Layout element annotations
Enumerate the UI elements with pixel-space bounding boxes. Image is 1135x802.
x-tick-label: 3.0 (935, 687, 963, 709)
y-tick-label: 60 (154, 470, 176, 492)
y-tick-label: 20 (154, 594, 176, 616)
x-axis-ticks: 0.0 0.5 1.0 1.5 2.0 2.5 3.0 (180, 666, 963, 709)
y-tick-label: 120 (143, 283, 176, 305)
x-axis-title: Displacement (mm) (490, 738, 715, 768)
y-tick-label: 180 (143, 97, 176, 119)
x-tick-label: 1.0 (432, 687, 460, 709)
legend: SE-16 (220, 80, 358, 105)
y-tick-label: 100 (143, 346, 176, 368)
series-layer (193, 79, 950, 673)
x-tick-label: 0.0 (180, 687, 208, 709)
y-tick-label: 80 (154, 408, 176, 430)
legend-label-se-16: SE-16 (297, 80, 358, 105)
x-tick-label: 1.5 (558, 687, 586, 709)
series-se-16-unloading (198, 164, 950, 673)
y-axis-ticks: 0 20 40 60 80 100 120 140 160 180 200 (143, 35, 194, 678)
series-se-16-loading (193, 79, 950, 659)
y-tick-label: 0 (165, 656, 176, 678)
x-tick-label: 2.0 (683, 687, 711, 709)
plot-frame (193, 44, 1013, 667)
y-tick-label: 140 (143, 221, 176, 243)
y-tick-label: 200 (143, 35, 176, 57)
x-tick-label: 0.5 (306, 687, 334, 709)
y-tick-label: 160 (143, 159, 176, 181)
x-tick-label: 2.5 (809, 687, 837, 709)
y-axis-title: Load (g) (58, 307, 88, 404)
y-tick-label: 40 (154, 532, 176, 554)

Goal
Reproduce the lines above word for word.

Response to this task
Enumerate the UI elements with pixel-space bounding boxes. Image is 1135x802.
x-tick-label: 3.0 (935, 687, 963, 709)
y-tick-label: 60 (154, 470, 176, 492)
y-tick-label: 20 (154, 594, 176, 616)
x-axis-ticks: 0.0 0.5 1.0 1.5 2.0 2.5 3.0 (180, 666, 963, 709)
y-tick-label: 120 (143, 283, 176, 305)
x-axis-title: Displacement (mm) (490, 738, 715, 768)
y-tick-label: 180 (143, 97, 176, 119)
x-tick-label: 1.0 (432, 687, 460, 709)
legend: SE-16 (220, 80, 358, 105)
y-tick-label: 100 (143, 346, 176, 368)
series-layer (193, 79, 950, 673)
x-tick-label: 0.0 (180, 687, 208, 709)
y-tick-label: 80 (154, 408, 176, 430)
legend-label-se-16: SE-16 (297, 80, 358, 105)
x-tick-label: 1.5 (558, 687, 586, 709)
series-se-16-unloading (198, 164, 950, 673)
y-axis-ticks: 0 20 40 60 80 100 120 140 160 180 200 (143, 35, 194, 678)
series-se-16-loading (193, 79, 950, 659)
y-tick-label: 0 (165, 656, 176, 678)
x-tick-label: 2.0 (683, 687, 711, 709)
plot-frame (193, 44, 1013, 667)
y-tick-label: 140 (143, 221, 176, 243)
y-tick-label: 200 (143, 35, 176, 57)
x-tick-label: 0.5 (306, 687, 334, 709)
y-tick-label: 160 (143, 159, 176, 181)
x-tick-label: 2.5 (809, 687, 837, 709)
y-axis-title: Load (g) (58, 307, 88, 404)
y-tick-label: 40 (154, 532, 176, 554)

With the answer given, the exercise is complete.